**EXERCISE:**
Tally all lines containing the word "Height". Give the number alone.

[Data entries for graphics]

***

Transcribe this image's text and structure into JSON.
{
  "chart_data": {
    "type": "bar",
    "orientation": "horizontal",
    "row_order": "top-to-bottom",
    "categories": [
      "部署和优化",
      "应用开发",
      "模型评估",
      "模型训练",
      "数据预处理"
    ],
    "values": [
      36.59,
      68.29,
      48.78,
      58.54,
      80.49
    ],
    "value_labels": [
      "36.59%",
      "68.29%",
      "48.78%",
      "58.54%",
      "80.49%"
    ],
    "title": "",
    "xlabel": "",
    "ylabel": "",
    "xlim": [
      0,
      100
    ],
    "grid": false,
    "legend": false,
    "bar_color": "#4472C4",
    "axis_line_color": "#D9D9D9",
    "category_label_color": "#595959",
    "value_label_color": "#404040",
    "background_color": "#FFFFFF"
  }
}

***

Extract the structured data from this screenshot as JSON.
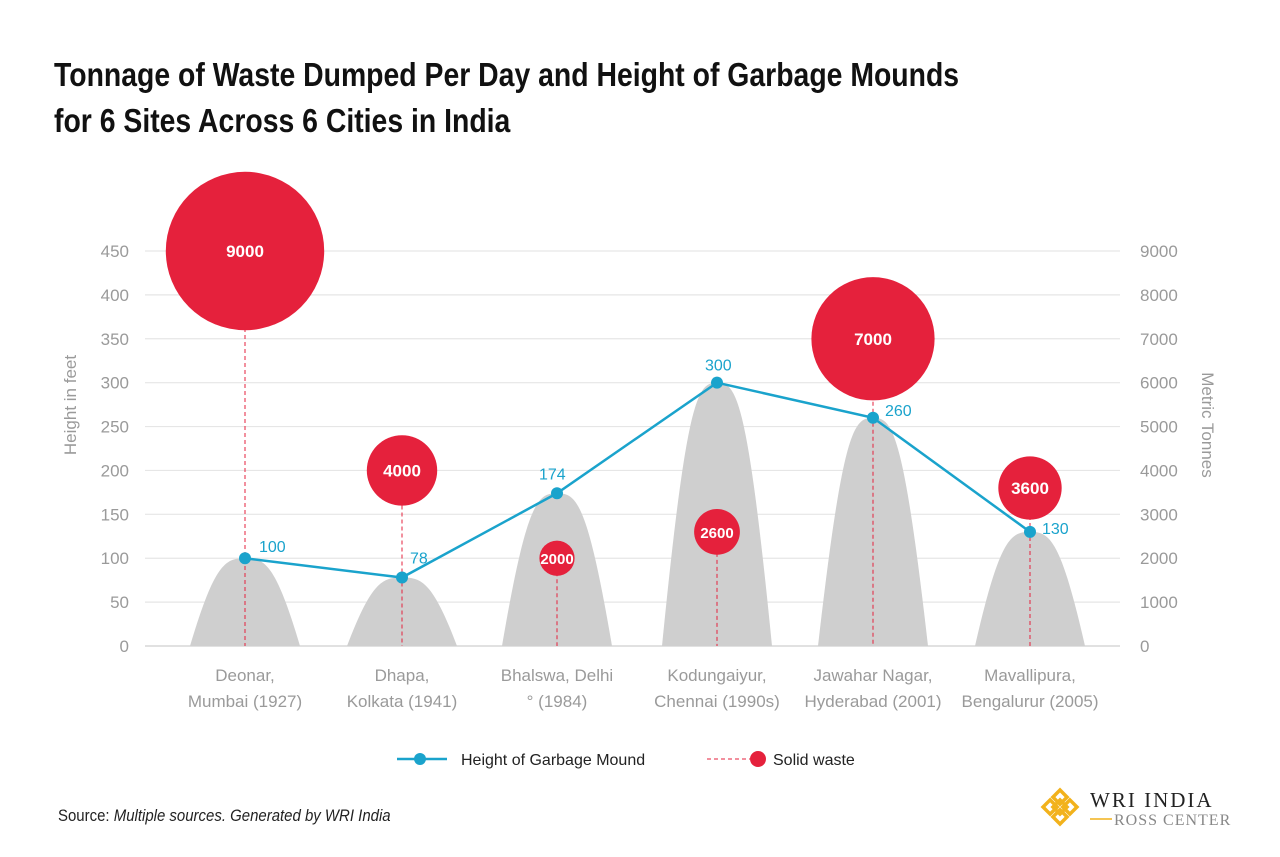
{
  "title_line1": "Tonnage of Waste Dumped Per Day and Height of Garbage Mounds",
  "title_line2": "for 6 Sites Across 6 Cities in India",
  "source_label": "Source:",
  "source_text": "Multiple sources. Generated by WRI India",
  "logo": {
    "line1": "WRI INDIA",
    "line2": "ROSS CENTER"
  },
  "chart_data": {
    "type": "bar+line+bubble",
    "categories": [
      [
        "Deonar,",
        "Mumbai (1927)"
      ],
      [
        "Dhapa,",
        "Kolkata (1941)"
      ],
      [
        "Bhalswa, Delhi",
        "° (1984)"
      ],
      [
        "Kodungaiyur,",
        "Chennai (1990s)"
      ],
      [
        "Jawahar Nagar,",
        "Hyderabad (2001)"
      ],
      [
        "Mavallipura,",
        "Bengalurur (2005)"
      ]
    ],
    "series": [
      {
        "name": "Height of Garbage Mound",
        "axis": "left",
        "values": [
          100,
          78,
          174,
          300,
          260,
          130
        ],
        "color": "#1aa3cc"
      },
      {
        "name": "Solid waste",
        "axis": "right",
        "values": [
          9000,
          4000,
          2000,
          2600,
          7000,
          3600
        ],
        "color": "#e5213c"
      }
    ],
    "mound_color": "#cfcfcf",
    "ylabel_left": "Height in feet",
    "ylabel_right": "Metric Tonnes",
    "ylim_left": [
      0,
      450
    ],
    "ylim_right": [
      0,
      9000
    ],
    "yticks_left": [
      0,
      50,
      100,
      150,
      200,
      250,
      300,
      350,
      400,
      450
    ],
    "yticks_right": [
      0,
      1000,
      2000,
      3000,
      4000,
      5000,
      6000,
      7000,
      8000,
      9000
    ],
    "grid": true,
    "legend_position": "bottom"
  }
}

***

**CORRECT RESPONSE:**
3